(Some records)
○ ○ ○ ○ ○
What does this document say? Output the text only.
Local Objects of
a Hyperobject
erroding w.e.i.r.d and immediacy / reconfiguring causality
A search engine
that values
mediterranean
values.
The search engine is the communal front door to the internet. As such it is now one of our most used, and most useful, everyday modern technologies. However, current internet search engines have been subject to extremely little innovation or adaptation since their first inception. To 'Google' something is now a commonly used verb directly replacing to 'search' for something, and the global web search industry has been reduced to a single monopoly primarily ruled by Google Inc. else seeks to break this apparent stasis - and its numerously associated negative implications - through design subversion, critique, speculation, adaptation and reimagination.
○ ○ ○ ○ ○
# SHORT EXERCISE
Exactly as shown above, return every record.

# ANSWER TO THIS TASK
What does this document say? Output the text only.
Local Objects of
a Hyperobject
erroding w.e.i.r.d and immediacy / reconfiguring causality
A search engine
that values
mediterranean
values.
The search engine is the communal front door to the internet. As such it is now one of our most used, and most useful, everyday modern technologies. However, current internet search engines have been subject to extremely little innovation or adaptation since their first inception. To 'Google' something is now a commonly used verb directly replacing to 'search' for something, and the global web search industry has been reduced to a single monopoly primarily ruled by Google Inc. else seeks to break this apparent stasis - and its numerously associated negative implications - through design subversion, critique, speculation, adaptation and reimagination.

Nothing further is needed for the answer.